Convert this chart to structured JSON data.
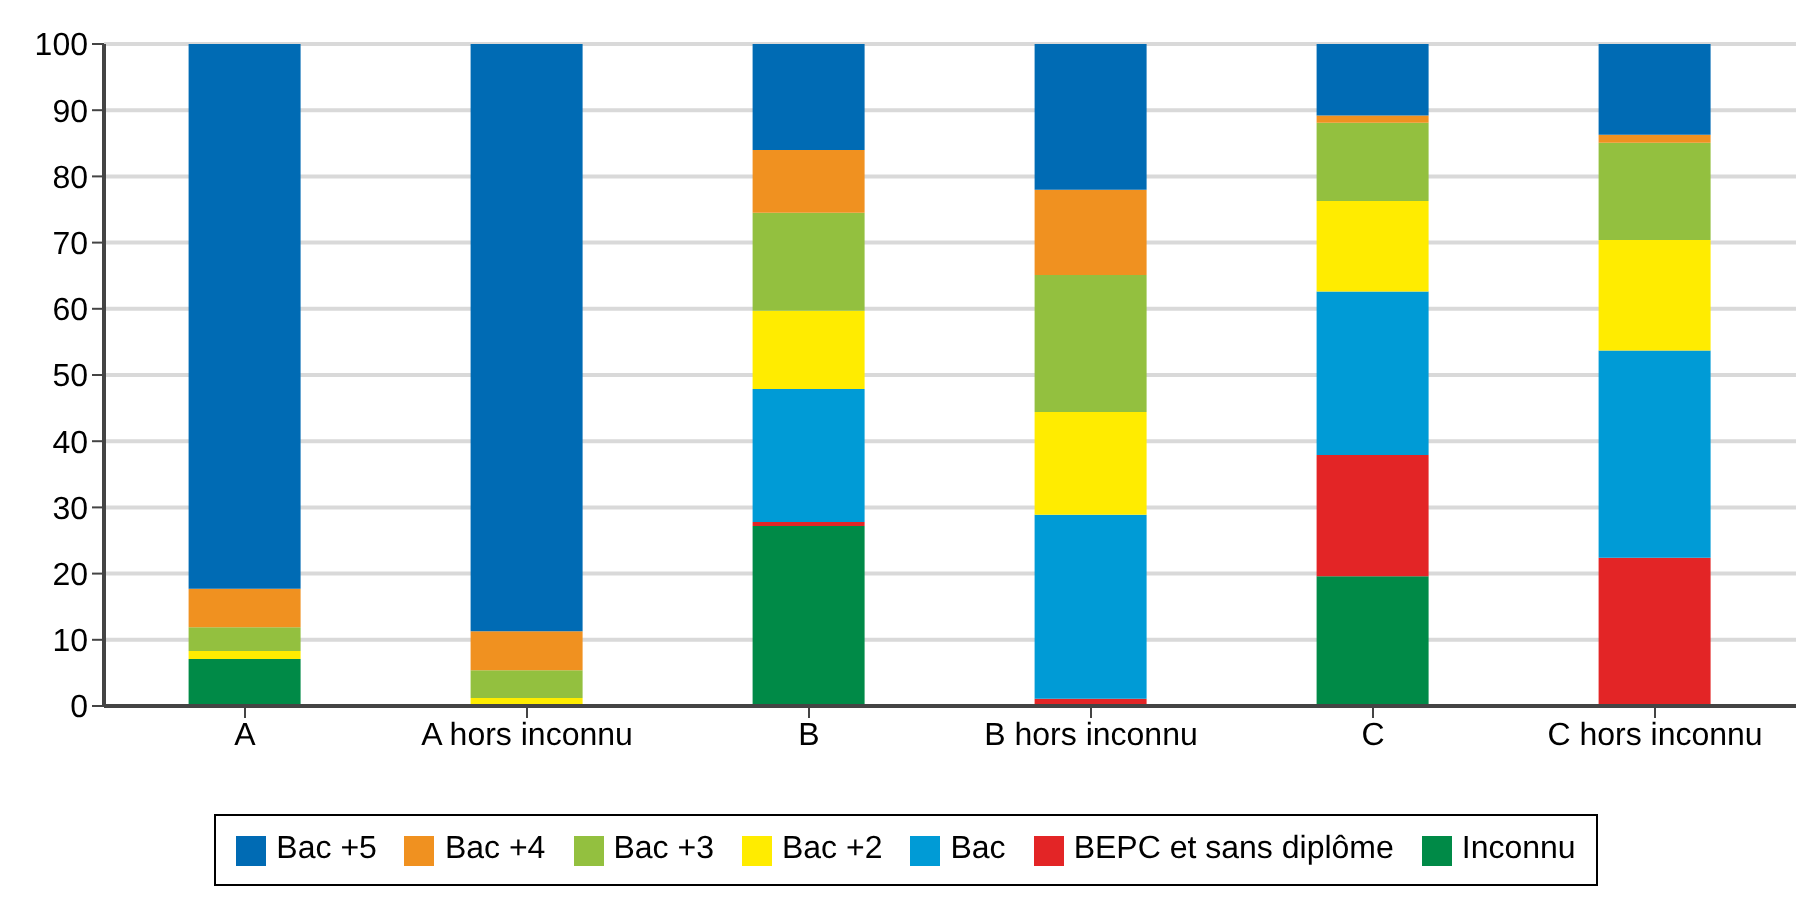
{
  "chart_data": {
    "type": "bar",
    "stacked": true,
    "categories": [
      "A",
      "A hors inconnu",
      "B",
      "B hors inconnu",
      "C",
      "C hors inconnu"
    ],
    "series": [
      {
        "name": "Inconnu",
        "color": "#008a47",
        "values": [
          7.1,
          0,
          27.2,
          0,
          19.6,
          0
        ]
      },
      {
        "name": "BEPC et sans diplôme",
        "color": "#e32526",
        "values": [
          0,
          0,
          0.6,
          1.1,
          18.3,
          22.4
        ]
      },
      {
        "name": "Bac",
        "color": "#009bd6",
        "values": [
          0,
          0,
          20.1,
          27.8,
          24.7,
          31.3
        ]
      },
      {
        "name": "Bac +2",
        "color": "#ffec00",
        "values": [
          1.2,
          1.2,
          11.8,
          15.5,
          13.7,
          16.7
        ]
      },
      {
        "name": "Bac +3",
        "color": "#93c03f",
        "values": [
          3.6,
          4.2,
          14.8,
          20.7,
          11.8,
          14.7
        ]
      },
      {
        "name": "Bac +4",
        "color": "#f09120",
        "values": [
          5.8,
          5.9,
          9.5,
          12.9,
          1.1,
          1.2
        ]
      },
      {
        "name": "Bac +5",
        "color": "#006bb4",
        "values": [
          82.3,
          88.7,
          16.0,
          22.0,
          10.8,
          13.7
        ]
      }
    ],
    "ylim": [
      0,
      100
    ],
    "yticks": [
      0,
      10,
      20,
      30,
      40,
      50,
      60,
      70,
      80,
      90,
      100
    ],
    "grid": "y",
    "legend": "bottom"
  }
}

···

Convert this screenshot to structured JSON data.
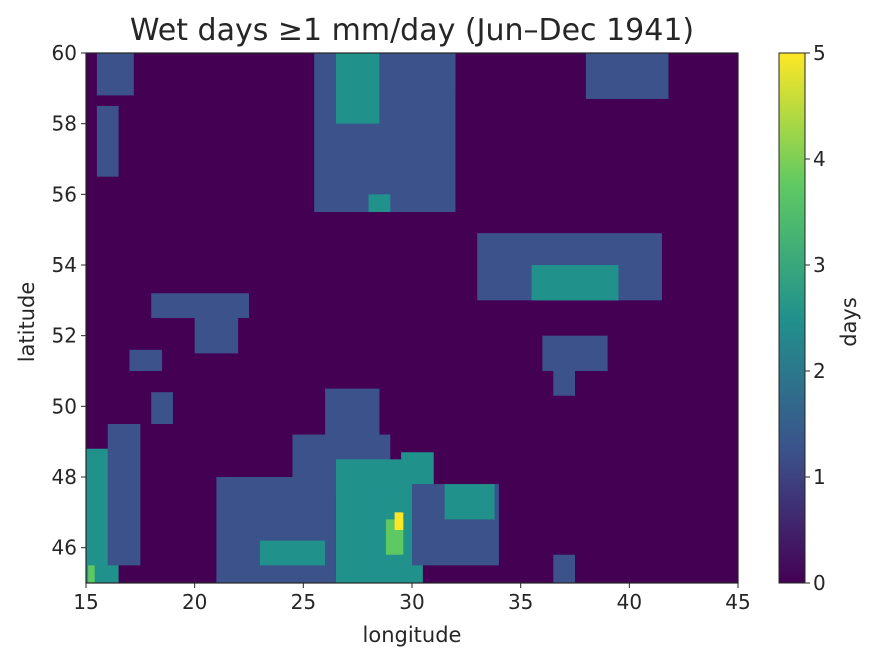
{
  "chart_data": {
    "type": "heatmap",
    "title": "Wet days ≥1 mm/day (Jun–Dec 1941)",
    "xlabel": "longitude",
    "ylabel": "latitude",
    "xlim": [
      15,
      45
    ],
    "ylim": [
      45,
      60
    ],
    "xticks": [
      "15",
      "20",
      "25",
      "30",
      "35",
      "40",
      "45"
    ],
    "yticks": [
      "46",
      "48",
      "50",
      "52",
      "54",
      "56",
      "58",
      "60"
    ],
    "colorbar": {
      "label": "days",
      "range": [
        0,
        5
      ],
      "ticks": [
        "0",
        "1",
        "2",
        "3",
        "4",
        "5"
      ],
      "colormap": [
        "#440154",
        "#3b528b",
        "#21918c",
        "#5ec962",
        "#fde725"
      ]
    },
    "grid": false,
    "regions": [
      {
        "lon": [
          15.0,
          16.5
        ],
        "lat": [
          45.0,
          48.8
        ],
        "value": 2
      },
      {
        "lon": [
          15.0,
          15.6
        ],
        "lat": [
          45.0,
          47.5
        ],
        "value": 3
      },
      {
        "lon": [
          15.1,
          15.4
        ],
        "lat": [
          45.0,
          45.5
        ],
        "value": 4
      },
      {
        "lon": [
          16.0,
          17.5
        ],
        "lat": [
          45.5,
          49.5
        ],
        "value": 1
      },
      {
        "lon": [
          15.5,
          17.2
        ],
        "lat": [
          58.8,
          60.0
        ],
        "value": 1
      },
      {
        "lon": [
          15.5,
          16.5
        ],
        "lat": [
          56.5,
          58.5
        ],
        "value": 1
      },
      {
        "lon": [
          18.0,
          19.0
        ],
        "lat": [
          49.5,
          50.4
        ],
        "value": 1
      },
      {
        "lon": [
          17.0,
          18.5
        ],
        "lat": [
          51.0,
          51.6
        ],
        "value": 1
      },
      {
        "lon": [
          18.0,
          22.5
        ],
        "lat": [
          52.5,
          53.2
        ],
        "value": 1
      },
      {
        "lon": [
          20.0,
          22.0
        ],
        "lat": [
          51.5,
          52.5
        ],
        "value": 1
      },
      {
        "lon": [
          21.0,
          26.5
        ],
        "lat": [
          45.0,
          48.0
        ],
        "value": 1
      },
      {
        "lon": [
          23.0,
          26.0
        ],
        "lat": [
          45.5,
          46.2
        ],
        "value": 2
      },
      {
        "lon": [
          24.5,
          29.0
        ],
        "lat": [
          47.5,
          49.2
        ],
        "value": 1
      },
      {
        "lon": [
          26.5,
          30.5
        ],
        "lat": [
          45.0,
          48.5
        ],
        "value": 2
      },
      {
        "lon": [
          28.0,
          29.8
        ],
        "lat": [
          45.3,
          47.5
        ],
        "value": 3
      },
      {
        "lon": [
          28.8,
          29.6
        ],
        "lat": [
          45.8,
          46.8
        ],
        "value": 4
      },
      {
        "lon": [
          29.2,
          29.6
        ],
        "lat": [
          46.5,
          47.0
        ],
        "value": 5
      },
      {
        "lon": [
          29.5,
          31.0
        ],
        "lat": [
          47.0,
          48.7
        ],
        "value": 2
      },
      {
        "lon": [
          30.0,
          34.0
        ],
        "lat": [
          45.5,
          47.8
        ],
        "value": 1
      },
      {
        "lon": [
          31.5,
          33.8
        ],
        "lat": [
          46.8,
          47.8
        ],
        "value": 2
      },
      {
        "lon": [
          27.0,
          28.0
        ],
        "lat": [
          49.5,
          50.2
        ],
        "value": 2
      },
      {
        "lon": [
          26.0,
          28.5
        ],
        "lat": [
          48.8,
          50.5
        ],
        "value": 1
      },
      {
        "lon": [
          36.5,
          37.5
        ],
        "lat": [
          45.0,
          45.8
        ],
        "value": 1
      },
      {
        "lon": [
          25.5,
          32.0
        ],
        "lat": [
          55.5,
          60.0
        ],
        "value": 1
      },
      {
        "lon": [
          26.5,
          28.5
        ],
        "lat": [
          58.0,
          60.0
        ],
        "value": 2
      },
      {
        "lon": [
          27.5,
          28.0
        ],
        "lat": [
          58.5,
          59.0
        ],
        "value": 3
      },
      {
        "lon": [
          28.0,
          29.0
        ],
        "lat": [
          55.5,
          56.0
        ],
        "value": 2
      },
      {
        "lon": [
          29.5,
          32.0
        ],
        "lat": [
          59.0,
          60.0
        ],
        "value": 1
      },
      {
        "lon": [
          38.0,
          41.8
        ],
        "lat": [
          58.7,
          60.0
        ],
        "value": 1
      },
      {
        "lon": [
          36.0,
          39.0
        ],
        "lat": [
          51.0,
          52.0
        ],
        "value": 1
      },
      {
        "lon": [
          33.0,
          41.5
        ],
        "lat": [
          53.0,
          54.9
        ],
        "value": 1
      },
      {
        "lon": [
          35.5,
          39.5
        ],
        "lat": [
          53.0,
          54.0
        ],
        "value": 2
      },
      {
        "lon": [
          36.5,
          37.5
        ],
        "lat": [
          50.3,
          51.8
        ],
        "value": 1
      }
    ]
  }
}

···

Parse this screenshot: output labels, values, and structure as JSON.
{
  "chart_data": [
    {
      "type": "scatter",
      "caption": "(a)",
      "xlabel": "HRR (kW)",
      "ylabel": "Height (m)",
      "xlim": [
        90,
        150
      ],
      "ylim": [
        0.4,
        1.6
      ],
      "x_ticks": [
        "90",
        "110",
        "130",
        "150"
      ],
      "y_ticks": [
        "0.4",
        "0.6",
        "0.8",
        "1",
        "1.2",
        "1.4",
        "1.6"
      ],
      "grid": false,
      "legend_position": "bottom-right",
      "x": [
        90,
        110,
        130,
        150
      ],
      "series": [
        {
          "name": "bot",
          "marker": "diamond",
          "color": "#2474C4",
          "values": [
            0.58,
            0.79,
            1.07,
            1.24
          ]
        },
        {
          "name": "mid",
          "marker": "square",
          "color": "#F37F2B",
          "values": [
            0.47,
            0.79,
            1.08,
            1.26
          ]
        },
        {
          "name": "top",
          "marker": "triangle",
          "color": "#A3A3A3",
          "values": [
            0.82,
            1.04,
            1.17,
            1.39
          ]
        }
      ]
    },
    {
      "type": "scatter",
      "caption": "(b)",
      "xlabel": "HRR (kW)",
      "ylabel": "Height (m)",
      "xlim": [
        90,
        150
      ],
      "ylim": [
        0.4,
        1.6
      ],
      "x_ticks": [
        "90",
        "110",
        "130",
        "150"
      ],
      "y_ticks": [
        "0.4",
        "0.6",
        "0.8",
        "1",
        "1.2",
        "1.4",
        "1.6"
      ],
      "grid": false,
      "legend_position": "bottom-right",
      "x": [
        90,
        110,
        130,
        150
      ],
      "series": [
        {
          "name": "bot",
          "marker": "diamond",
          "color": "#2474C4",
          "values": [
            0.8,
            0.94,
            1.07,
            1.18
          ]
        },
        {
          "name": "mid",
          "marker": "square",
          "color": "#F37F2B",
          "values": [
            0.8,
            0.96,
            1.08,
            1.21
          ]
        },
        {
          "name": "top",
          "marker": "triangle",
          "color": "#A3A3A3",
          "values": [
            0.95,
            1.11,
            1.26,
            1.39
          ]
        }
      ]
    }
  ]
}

···

PROBLEM
Check each line of the entries for the string "type". Copy the lines that have it.

FINAL RESULT
    "type": "bar",
    "type": "heatmap",
      "type": "scatter",
      "type": "scatter",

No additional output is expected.